## Begin PROVIDED ENTRIES

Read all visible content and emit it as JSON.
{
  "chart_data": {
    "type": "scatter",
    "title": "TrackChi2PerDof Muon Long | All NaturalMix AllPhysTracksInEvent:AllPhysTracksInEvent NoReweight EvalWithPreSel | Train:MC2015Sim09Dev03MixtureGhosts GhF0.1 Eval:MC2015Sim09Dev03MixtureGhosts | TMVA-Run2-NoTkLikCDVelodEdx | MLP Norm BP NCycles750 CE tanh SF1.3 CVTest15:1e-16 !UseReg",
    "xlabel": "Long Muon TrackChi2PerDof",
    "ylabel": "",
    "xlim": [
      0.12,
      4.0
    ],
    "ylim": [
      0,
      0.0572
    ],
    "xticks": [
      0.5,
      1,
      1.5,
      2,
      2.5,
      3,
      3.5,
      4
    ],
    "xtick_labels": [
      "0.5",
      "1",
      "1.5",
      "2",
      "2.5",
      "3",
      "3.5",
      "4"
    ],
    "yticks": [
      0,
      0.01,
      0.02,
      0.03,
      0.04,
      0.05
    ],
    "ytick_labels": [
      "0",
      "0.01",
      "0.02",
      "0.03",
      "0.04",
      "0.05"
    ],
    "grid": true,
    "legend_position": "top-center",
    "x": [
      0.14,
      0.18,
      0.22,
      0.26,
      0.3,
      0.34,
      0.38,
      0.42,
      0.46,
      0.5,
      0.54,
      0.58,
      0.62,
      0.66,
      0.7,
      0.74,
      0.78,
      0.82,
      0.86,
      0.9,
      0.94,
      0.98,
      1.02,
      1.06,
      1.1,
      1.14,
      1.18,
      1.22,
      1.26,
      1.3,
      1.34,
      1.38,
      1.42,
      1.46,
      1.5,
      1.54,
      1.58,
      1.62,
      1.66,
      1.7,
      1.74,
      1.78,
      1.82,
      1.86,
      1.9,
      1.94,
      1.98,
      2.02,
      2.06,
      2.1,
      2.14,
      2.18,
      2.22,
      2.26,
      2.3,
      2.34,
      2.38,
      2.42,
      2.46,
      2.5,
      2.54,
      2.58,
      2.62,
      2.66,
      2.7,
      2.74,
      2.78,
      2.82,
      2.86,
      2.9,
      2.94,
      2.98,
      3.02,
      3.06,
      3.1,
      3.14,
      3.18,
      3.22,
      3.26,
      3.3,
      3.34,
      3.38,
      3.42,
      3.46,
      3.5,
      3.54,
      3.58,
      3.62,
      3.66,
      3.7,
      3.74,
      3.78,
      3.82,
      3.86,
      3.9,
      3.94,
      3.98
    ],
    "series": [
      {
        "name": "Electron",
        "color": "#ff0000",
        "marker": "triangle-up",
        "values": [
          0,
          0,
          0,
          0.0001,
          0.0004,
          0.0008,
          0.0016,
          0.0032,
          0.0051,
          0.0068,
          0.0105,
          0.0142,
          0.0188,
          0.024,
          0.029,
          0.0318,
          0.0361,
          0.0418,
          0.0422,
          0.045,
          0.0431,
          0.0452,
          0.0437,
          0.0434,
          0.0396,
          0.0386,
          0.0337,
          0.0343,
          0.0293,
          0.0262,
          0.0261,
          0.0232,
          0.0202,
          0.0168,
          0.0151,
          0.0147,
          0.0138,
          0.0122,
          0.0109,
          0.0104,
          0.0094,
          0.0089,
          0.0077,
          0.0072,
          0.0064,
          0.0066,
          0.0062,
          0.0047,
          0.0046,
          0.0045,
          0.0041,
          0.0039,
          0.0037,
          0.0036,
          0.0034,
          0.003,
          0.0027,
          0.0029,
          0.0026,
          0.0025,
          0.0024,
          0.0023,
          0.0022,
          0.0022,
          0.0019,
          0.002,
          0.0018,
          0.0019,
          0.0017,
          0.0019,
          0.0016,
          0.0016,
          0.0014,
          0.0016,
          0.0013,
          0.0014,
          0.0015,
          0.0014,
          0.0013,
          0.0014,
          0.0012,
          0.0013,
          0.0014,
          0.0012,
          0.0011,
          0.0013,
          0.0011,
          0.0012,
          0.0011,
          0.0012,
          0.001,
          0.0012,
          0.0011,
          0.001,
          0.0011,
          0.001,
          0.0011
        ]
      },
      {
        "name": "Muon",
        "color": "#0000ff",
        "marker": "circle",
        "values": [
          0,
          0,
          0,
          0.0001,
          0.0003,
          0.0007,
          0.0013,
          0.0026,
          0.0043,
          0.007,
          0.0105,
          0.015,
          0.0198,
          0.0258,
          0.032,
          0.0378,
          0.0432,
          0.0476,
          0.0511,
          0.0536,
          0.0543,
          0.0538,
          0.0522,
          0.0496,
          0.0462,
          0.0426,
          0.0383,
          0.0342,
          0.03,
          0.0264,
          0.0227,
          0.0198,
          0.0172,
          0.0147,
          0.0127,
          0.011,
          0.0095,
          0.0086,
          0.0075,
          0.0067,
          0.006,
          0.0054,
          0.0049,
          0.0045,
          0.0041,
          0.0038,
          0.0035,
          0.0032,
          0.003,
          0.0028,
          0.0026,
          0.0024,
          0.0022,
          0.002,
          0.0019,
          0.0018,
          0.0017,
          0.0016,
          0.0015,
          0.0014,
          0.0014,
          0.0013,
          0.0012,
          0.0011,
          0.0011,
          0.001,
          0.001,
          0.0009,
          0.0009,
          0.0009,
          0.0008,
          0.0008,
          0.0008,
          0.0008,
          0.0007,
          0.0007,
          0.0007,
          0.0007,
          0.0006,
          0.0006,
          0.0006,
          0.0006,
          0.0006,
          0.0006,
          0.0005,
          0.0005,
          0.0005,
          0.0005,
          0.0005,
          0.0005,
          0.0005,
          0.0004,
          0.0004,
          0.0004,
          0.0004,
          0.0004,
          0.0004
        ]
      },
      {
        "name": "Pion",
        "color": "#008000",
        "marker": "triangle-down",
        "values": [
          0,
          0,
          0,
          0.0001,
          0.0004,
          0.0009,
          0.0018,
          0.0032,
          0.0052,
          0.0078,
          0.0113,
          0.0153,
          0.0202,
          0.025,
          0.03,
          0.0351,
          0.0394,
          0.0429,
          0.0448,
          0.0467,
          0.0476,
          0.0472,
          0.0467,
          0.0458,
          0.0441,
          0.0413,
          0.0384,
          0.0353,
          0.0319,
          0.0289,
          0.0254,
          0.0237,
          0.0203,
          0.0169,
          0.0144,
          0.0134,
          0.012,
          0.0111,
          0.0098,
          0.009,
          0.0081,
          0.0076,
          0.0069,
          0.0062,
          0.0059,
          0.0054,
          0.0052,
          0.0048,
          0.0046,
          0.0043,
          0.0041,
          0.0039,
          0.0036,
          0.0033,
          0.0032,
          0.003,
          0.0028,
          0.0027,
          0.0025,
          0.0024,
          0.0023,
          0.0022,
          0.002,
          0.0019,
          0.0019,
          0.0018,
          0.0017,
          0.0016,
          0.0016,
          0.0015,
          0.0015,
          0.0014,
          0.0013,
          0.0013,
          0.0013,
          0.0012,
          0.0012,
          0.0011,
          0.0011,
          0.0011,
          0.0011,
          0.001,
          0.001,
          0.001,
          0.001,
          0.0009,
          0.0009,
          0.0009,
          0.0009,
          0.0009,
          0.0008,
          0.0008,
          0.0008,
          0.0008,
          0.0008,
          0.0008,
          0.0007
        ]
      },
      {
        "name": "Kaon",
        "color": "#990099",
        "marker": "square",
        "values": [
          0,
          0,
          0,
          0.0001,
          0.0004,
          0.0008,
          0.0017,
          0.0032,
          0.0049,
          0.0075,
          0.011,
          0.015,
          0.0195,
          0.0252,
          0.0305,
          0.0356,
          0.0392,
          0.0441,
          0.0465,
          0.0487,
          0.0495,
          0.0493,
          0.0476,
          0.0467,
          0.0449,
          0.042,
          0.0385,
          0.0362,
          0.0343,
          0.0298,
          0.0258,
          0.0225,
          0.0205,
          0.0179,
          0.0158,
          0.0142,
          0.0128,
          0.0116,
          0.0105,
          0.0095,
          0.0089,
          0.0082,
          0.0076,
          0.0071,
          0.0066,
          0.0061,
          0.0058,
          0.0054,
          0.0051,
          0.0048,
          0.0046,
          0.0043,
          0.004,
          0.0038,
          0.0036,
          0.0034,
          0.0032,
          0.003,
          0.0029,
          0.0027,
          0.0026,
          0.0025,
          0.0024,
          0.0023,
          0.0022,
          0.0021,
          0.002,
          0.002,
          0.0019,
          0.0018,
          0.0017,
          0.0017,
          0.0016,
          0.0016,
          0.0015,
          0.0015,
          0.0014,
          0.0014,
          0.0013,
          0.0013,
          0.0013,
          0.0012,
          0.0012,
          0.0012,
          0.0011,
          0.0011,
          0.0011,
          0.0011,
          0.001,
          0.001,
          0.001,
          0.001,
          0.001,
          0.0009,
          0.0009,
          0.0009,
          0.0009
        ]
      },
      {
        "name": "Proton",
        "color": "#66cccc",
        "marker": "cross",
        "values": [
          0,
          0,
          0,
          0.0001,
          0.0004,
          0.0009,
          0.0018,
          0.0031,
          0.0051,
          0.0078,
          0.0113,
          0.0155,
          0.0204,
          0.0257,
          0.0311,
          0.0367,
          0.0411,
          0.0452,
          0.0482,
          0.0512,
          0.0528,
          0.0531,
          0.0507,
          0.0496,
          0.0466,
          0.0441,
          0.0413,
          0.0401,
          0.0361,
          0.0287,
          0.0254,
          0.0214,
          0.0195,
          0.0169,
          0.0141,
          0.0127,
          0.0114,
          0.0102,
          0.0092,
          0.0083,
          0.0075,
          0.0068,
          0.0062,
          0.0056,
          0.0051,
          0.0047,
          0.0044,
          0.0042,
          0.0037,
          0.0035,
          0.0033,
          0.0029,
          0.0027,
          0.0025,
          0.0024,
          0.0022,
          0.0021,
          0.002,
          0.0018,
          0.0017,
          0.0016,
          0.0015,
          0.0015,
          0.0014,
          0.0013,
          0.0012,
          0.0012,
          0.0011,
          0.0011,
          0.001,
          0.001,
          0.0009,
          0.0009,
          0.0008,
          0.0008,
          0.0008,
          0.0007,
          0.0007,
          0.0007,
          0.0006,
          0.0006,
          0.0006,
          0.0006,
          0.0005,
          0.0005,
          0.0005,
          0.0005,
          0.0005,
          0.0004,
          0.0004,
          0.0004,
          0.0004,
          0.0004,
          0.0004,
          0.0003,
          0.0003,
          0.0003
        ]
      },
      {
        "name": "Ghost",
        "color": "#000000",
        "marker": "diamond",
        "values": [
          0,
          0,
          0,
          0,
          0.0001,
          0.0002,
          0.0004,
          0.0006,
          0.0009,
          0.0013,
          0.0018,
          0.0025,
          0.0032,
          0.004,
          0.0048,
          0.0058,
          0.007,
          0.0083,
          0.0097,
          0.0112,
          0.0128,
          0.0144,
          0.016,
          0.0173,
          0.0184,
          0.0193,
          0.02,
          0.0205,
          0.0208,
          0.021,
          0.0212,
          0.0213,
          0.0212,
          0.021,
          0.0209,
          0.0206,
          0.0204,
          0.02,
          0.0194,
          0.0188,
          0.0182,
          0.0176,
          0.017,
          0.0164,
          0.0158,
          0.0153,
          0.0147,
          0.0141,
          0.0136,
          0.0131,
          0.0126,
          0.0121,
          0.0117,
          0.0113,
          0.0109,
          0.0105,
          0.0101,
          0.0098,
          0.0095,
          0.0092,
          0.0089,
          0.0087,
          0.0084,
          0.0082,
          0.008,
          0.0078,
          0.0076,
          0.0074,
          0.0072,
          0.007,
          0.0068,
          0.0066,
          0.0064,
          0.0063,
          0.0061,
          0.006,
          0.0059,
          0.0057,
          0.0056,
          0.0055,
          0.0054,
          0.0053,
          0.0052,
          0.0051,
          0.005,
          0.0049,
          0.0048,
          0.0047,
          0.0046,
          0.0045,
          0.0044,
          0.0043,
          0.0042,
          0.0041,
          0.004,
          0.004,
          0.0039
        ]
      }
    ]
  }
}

## End PROVIDED ENTRIES

* INSTRUCTIONS TO FOLLOW: Determine the number of lines where the string "triangle" occurs, and give that number only.

* TASK ANSWER: 2